- Exercise instructions
Spot each line that carries the word "مشارق"; copy those lines.

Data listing
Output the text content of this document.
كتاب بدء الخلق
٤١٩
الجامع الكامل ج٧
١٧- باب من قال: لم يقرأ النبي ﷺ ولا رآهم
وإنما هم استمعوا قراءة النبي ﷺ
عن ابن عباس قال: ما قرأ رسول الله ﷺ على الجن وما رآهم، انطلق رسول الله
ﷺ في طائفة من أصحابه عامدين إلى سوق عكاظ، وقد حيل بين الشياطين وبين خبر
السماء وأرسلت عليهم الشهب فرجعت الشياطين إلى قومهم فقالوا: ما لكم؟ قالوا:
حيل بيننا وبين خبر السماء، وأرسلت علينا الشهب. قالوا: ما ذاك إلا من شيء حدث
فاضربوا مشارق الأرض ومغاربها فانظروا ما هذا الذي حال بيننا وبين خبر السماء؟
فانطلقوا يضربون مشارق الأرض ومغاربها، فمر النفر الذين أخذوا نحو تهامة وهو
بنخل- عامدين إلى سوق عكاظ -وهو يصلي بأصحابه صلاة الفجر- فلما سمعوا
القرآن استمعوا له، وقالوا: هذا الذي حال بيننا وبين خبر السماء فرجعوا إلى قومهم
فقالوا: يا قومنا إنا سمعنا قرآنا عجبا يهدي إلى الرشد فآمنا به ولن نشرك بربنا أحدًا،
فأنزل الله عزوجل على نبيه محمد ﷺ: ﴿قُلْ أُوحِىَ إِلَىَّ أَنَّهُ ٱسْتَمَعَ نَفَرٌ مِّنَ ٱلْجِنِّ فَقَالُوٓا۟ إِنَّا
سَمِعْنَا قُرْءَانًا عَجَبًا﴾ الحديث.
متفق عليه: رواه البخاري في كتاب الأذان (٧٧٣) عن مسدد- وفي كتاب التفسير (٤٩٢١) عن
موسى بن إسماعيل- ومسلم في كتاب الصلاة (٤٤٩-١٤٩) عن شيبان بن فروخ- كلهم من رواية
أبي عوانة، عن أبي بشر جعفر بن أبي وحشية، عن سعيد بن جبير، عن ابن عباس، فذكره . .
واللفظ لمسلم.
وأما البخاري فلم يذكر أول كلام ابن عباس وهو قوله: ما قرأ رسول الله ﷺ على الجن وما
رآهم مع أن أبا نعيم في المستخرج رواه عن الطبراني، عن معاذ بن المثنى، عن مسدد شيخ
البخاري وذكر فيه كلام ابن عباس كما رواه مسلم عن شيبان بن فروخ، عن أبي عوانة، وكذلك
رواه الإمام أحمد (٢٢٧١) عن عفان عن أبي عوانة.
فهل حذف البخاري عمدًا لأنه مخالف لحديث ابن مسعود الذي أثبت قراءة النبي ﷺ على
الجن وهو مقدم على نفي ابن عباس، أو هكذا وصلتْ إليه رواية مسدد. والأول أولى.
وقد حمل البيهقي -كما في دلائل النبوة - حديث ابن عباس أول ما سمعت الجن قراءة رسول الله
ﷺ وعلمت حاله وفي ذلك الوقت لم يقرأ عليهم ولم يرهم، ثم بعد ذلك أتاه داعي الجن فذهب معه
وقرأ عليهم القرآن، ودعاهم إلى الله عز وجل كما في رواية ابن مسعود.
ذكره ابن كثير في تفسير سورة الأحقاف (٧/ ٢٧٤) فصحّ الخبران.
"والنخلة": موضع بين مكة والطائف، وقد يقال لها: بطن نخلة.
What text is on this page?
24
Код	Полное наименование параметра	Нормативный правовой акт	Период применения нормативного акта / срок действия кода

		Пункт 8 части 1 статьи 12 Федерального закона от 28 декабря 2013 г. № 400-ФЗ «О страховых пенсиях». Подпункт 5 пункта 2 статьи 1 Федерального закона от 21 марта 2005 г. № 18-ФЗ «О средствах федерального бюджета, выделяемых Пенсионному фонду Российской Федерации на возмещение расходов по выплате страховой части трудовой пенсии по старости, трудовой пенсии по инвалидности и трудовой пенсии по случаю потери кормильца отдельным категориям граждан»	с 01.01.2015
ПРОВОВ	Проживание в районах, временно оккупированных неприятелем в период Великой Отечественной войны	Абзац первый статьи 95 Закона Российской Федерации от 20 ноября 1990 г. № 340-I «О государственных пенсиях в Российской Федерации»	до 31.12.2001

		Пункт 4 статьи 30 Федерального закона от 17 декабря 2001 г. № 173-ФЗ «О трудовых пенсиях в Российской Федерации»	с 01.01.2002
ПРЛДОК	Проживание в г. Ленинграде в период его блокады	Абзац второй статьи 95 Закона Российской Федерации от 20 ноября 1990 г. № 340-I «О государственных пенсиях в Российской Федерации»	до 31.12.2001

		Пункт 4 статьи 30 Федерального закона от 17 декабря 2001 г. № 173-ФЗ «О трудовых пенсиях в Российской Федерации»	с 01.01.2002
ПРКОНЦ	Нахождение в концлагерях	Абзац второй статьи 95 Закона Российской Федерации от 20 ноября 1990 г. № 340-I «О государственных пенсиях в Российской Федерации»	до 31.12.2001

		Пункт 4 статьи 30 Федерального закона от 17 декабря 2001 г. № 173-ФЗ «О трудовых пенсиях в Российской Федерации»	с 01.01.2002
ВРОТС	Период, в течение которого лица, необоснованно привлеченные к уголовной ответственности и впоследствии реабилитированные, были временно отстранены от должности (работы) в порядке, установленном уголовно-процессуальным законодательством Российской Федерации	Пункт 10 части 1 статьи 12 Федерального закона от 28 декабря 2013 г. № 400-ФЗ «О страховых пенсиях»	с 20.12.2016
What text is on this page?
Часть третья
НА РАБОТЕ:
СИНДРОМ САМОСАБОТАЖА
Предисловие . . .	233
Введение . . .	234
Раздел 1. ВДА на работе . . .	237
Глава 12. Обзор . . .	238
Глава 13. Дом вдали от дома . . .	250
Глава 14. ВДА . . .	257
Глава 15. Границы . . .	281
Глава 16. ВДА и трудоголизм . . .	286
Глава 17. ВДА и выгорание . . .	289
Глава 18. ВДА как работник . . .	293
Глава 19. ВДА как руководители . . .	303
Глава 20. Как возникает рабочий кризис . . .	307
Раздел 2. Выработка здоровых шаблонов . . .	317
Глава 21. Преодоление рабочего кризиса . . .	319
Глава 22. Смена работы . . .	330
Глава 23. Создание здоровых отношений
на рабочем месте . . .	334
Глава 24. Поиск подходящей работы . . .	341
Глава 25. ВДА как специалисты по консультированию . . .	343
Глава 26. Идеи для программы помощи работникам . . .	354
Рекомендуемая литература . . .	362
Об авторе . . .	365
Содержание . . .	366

- Task answer
فاضربوا مشارق الأرض ومغاربها فانظروا ما هذا الذي حال بيننا وبين خبر السماء؟
فانطلقوا يضربون مشارق الأرض ومغاربها، فمر النفر الذين أخذوا نحو تهامة وهو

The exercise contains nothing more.